_STATED PROBLEM_
Output the material exactly, but drop every image it holds.

_EXERCISE MATERIAL_
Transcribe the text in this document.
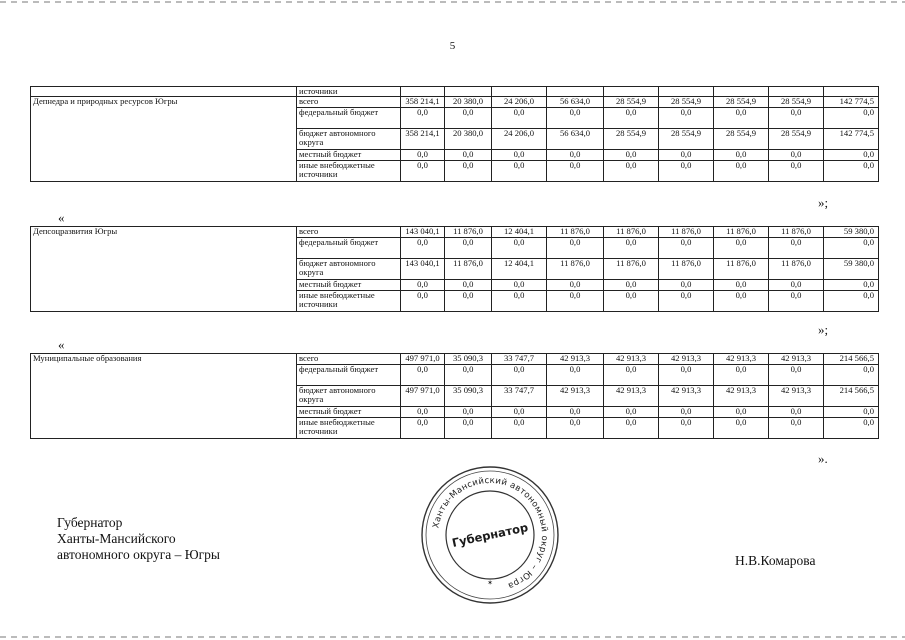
5
	источники									
Депнедра и природных ресурсов Югры	всего	358 214,1	20 380,0	24 206,0	56 634,0	28 554,9	28 554,9	28 554,9	28 554,9	142 774,5
	федеральный бюджет	0,0	0,0	0,0	0,0	0,0	0,0	0,0	0,0	0,0
	бюджет автономного округа	358 214,1	20 380,0	24 206,0	56 634,0	28 554,9	28 554,9	28 554,9	28 554,9	142 774,5
	местный бюджет	0,0	0,0	0,0	0,0	0,0	0,0	0,0	0,0	0,0
	иные внебюджетные источники	0,0	0,0	0,0	0,0	0,0	0,0	0,0	0,0	0,0
»;
«
Депсоцразвития Югры	всего	143 040,1	11 876,0	12 404,1	11 876,0	11 876,0	11 876,0	11 876,0	11 876,0	59 380,0
	федеральный бюджет	0,0	0,0	0,0	0,0	0,0	0,0	0,0	0,0	0,0
	бюджет автономного округа	143 040,1	11 876,0	12 404,1	11 876,0	11 876,0	11 876,0	11 876,0	11 876,0	59 380,0
	местный бюджет	0,0	0,0	0,0	0,0	0,0	0,0	0,0	0,0	0,0
	иные внебюджетные источники	0,0	0,0	0,0	0,0	0,0	0,0	0,0	0,0	0,0
»;
«
Муниципальные образования	всего	497 971,0	35 090,3	33 747,7	42 913,3	42 913,3	42 913,3	42 913,3	42 913,3	214 566,5
	федеральный бюджет	0,0	0,0	0,0	0,0	0,0	0,0	0,0	0,0	0,0
	бюджет автономного округа	497 971,0	35 090,3	33 747,7	42 913,3	42 913,3	42 913,3	42 913,3	42 913,3	214 566,5
	местный бюджет	0,0	0,0	0,0	0,0	0,0	0,0	0,0	0,0	0,0
	иные внебюджетные источники	0,0	0,0	0,0	0,0	0,0	0,0	0,0	0,0	0,0
».
Губернатор
Ханты-Мансийского
автономного округа – Югры
Ханты-Мансийский автономный округ – Югра
Губернатор
✶
Н.В.Комарова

_TASK SOLUTION_
Transcribe the text in this document.
5
	источники									
Депнедра и природных ресурсов Югры	всего	358 214,1	20 380,0	24 206,0	56 634,0	28 554,9	28 554,9	28 554,9	28 554,9	142 774,5
	федеральный бюджет	0,0	0,0	0,0	0,0	0,0	0,0	0,0	0,0	0,0
	бюджет автономного округа	358 214,1	20 380,0	24 206,0	56 634,0	28 554,9	28 554,9	28 554,9	28 554,9	142 774,5
	местный бюджет	0,0	0,0	0,0	0,0	0,0	0,0	0,0	0,0	0,0
	иные внебюджетные источники	0,0	0,0	0,0	0,0	0,0	0,0	0,0	0,0	0,0
»;
«
Депсоцразвития Югры	всего	143 040,1	11 876,0	12 404,1	11 876,0	11 876,0	11 876,0	11 876,0	11 876,0	59 380,0
	федеральный бюджет	0,0	0,0	0,0	0,0	0,0	0,0	0,0	0,0	0,0
	бюджет автономного округа	143 040,1	11 876,0	12 404,1	11 876,0	11 876,0	11 876,0	11 876,0	11 876,0	59 380,0
	местный бюджет	0,0	0,0	0,0	0,0	0,0	0,0	0,0	0,0	0,0
	иные внебюджетные источники	0,0	0,0	0,0	0,0	0,0	0,0	0,0	0,0	0,0
»;
«
Муниципальные образования	всего	497 971,0	35 090,3	33 747,7	42 913,3	42 913,3	42 913,3	42 913,3	42 913,3	214 566,5
	федеральный бюджет	0,0	0,0	0,0	0,0	0,0	0,0	0,0	0,0	0,0
	бюджет автономного округа	497 971,0	35 090,3	33 747,7	42 913,3	42 913,3	42 913,3	42 913,3	42 913,3	214 566,5
	местный бюджет	0,0	0,0	0,0	0,0	0,0	0,0	0,0	0,0	0,0
	иные внебюджетные источники	0,0	0,0	0,0	0,0	0,0	0,0	0,0	0,0	0,0
».
Губернатор
Ханты-Мансийского
автономного округа – Югры
Ханты-Мансийский автономный округ – Югра
Губернатор
✶
Н.В.Комарова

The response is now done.